▸ Exercise requirements
Search the records for the word "Köln" and pick out every line that has it.

--- Task data ---

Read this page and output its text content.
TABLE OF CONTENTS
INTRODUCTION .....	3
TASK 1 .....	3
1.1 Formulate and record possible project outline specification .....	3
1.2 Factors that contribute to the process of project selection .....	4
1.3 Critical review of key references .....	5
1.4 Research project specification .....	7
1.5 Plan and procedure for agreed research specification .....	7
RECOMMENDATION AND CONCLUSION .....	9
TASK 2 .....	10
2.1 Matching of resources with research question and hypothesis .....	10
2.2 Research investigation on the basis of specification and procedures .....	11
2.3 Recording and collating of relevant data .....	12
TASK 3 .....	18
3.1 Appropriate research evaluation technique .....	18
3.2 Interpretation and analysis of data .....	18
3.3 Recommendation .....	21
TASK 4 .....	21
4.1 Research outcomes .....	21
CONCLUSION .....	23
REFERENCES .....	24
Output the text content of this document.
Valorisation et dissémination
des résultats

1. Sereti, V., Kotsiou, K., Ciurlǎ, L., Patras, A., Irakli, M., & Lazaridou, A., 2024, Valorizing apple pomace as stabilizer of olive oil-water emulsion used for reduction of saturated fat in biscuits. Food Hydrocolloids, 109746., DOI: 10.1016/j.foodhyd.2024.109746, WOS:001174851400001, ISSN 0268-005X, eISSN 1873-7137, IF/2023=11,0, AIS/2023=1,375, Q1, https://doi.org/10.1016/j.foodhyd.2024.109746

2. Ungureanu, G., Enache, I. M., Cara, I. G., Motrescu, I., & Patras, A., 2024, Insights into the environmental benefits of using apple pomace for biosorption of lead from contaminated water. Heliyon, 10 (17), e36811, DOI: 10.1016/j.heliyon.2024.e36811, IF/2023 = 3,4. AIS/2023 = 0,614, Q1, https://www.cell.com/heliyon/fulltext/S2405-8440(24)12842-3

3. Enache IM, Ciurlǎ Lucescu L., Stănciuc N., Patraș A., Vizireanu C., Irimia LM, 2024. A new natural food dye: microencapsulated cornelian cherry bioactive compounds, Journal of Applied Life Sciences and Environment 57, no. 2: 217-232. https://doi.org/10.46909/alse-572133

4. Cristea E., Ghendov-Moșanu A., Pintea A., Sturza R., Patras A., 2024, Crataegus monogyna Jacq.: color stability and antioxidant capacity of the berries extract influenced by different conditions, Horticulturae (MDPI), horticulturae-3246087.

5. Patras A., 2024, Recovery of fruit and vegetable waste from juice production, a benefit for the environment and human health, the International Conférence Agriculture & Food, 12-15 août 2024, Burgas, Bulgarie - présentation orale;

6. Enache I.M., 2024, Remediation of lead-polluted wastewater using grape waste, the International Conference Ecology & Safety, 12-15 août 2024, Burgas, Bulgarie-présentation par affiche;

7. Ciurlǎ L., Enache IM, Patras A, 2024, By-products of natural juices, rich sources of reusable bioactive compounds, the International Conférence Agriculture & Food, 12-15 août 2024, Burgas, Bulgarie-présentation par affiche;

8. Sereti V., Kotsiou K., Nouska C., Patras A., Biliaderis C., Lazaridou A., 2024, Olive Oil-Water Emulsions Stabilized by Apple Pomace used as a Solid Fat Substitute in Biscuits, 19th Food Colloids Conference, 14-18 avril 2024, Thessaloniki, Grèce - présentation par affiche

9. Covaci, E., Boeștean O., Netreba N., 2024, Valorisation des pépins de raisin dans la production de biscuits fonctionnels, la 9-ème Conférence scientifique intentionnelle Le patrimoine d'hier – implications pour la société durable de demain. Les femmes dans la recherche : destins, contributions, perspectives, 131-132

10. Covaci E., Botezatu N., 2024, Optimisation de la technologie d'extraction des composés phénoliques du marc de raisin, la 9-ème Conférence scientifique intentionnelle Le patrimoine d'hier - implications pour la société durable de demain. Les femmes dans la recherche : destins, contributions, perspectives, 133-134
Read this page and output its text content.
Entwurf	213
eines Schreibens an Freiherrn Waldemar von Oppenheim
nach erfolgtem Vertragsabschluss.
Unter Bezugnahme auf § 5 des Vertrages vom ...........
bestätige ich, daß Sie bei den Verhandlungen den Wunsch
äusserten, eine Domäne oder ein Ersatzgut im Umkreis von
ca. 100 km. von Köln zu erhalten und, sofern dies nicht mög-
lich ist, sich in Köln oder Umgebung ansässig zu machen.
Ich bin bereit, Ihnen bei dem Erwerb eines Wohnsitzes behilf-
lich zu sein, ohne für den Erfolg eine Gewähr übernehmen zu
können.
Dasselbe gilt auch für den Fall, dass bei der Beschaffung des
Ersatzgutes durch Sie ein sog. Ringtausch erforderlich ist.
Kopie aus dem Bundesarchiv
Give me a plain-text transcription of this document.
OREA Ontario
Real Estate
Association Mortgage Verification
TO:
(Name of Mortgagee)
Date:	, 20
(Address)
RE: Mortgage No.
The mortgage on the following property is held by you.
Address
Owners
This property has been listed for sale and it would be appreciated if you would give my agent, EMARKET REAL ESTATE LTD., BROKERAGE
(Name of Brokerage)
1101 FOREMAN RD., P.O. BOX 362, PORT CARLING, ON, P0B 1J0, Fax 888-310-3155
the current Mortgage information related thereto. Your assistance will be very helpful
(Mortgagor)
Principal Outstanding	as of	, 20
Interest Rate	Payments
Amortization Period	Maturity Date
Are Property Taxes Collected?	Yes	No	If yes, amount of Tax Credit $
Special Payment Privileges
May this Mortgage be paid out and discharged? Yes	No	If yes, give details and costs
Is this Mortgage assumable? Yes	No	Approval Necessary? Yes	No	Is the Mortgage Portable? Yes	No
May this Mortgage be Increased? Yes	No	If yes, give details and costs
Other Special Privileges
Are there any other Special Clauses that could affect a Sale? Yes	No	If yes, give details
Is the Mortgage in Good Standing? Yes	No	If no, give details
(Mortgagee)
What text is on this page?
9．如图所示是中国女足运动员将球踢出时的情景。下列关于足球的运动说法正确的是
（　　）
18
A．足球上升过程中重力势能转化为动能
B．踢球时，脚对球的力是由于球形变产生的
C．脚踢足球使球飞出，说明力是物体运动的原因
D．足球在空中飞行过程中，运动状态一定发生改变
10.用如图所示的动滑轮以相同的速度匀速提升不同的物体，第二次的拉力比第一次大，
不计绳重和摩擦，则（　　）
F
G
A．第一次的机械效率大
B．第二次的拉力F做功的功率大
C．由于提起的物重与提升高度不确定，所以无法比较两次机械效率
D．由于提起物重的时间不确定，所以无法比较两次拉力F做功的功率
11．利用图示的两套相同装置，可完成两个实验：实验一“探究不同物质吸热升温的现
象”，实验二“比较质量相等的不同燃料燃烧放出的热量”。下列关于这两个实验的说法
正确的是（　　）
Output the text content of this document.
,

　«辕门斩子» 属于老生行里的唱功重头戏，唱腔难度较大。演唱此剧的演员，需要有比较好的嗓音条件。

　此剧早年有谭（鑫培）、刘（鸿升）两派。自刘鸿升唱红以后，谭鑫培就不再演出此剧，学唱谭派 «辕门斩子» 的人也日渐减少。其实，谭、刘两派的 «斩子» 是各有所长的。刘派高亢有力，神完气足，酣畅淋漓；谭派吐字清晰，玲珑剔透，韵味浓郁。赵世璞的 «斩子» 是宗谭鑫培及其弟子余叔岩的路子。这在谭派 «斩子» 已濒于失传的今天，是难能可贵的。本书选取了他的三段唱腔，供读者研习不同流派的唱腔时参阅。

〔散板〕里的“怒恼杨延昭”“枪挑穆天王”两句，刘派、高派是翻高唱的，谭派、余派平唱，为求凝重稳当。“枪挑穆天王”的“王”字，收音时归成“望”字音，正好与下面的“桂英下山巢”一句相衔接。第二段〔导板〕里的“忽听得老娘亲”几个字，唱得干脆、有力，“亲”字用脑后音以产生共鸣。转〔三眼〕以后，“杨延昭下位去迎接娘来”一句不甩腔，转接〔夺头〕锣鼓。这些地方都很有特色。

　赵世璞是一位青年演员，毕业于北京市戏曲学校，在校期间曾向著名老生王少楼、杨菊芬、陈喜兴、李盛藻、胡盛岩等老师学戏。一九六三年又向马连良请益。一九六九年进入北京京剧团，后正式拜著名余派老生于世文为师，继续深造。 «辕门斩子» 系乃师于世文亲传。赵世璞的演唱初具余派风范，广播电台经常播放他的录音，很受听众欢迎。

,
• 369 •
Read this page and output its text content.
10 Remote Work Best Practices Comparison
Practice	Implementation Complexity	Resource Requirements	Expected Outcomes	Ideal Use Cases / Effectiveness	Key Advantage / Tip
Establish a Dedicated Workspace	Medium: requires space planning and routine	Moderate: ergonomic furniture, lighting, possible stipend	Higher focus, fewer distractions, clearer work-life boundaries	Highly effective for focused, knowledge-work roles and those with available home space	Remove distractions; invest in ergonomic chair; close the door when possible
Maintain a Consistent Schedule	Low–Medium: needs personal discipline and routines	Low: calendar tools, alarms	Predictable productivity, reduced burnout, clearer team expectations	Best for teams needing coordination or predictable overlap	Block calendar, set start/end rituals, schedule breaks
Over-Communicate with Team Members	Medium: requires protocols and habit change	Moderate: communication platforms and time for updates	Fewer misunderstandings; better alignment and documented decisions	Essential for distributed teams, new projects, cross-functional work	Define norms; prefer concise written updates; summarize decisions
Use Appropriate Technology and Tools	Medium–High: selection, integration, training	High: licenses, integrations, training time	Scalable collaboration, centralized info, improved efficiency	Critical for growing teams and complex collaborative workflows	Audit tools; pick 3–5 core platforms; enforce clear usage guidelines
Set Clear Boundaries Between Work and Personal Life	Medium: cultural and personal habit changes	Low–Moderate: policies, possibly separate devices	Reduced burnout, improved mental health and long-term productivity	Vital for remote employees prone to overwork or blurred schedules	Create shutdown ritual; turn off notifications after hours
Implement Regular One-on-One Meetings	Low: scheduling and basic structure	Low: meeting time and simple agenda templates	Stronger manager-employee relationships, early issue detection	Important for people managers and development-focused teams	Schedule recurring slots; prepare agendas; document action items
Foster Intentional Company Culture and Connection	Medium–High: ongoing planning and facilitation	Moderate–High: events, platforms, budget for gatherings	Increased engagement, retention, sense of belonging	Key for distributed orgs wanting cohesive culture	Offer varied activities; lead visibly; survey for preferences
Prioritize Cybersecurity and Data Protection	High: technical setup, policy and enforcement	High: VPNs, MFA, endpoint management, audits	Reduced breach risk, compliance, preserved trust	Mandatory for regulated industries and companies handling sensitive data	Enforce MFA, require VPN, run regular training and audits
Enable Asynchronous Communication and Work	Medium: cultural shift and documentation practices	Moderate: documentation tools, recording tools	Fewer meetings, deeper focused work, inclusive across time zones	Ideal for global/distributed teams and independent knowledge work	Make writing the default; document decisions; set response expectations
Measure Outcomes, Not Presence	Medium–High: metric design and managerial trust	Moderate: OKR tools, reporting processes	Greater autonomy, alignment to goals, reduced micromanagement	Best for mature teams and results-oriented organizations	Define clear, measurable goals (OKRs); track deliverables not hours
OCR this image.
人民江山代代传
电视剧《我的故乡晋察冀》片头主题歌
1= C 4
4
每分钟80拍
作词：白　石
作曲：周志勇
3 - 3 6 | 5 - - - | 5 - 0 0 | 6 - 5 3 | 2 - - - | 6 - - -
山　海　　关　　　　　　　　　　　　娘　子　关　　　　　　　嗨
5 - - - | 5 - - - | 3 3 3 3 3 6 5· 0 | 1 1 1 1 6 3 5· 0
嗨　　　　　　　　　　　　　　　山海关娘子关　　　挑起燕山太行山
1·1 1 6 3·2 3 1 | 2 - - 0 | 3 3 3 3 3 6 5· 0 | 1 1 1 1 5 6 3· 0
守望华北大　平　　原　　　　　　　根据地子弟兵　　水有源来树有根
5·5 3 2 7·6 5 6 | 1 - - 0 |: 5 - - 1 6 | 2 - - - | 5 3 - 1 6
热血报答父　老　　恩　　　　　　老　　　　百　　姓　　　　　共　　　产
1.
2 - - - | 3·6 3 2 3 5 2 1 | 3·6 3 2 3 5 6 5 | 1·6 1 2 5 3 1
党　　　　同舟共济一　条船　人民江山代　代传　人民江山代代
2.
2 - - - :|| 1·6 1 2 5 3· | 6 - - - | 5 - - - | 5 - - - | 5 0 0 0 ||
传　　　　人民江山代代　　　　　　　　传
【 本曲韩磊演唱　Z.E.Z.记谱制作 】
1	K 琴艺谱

---

▸ Task result
ca. 100 km. von Köln zu erhalten und, sofern dies nicht mög-
lich ist, sich in Köln oder Umgebung ansässig zu machen.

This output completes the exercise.